Keep the wording of each record exactly the same when you repeat it, and leave out pictures.

## MATERIAL
______
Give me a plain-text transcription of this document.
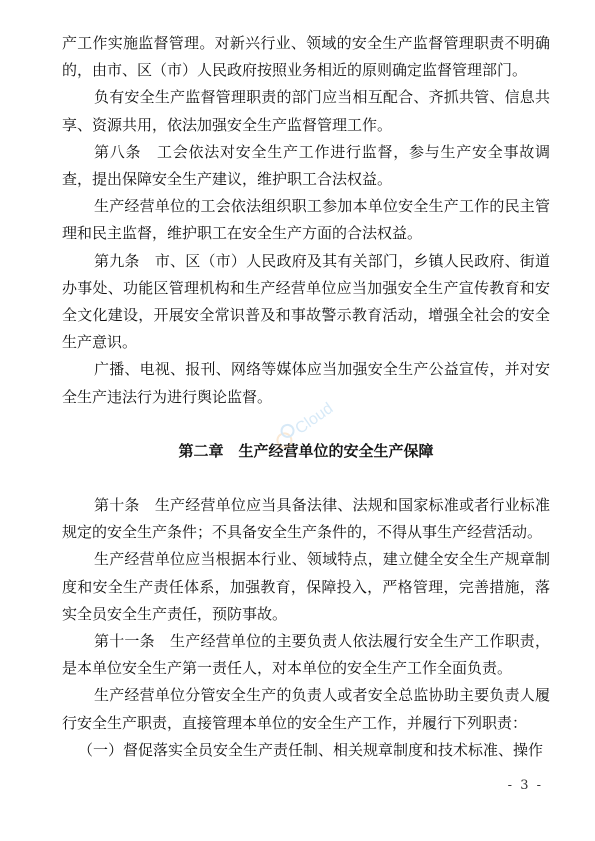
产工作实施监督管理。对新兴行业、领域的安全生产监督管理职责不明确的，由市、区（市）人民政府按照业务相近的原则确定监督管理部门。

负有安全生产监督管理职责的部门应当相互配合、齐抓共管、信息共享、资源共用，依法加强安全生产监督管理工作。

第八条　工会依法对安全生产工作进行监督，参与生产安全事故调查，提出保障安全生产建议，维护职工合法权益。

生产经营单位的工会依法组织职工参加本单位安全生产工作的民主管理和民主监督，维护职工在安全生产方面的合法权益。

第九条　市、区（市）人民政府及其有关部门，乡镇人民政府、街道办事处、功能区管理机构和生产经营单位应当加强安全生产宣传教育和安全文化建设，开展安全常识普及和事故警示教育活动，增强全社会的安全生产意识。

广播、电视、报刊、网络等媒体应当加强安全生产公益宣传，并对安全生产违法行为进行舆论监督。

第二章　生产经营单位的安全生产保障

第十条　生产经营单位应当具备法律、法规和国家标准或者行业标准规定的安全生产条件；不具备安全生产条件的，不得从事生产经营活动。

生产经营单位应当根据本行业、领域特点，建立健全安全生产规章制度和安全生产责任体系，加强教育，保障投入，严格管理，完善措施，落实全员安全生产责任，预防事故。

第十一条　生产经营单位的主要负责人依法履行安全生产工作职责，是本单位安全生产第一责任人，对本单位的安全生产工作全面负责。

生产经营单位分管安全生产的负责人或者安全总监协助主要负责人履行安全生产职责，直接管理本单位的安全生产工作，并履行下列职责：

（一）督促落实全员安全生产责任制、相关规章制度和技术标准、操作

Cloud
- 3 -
______
## EXPECTED OUTPUT
Give me a plain-text transcription of this document.
产工作实施监督管理。对新兴行业、领域的安全生产监督管理职责不明确的，由市、区（市）人民政府按照业务相近的原则确定监督管理部门。

负有安全生产监督管理职责的部门应当相互配合、齐抓共管、信息共享、资源共用，依法加强安全生产监督管理工作。

第八条　工会依法对安全生产工作进行监督，参与生产安全事故调查，提出保障安全生产建议，维护职工合法权益。

生产经营单位的工会依法组织职工参加本单位安全生产工作的民主管理和民主监督，维护职工在安全生产方面的合法权益。

第九条　市、区（市）人民政府及其有关部门，乡镇人民政府、街道办事处、功能区管理机构和生产经营单位应当加强安全生产宣传教育和安全文化建设，开展安全常识普及和事故警示教育活动，增强全社会的安全生产意识。

广播、电视、报刊、网络等媒体应当加强安全生产公益宣传，并对安全生产违法行为进行舆论监督。

第二章　生产经营单位的安全生产保障

第十条　生产经营单位应当具备法律、法规和国家标准或者行业标准规定的安全生产条件；不具备安全生产条件的，不得从事生产经营活动。

生产经营单位应当根据本行业、领域特点，建立健全安全生产规章制度和安全生产责任体系，加强教育，保障投入，严格管理，完善措施，落实全员安全生产责任，预防事故。

第十一条　生产经营单位的主要负责人依法履行安全生产工作职责，是本单位安全生产第一责任人，对本单位的安全生产工作全面负责。

生产经营单位分管安全生产的负责人或者安全总监协助主要负责人履行安全生产职责，直接管理本单位的安全生产工作，并履行下列职责：

（一）督促落实全员安全生产责任制、相关规章制度和技术标准、操作

Cloud
- 3 -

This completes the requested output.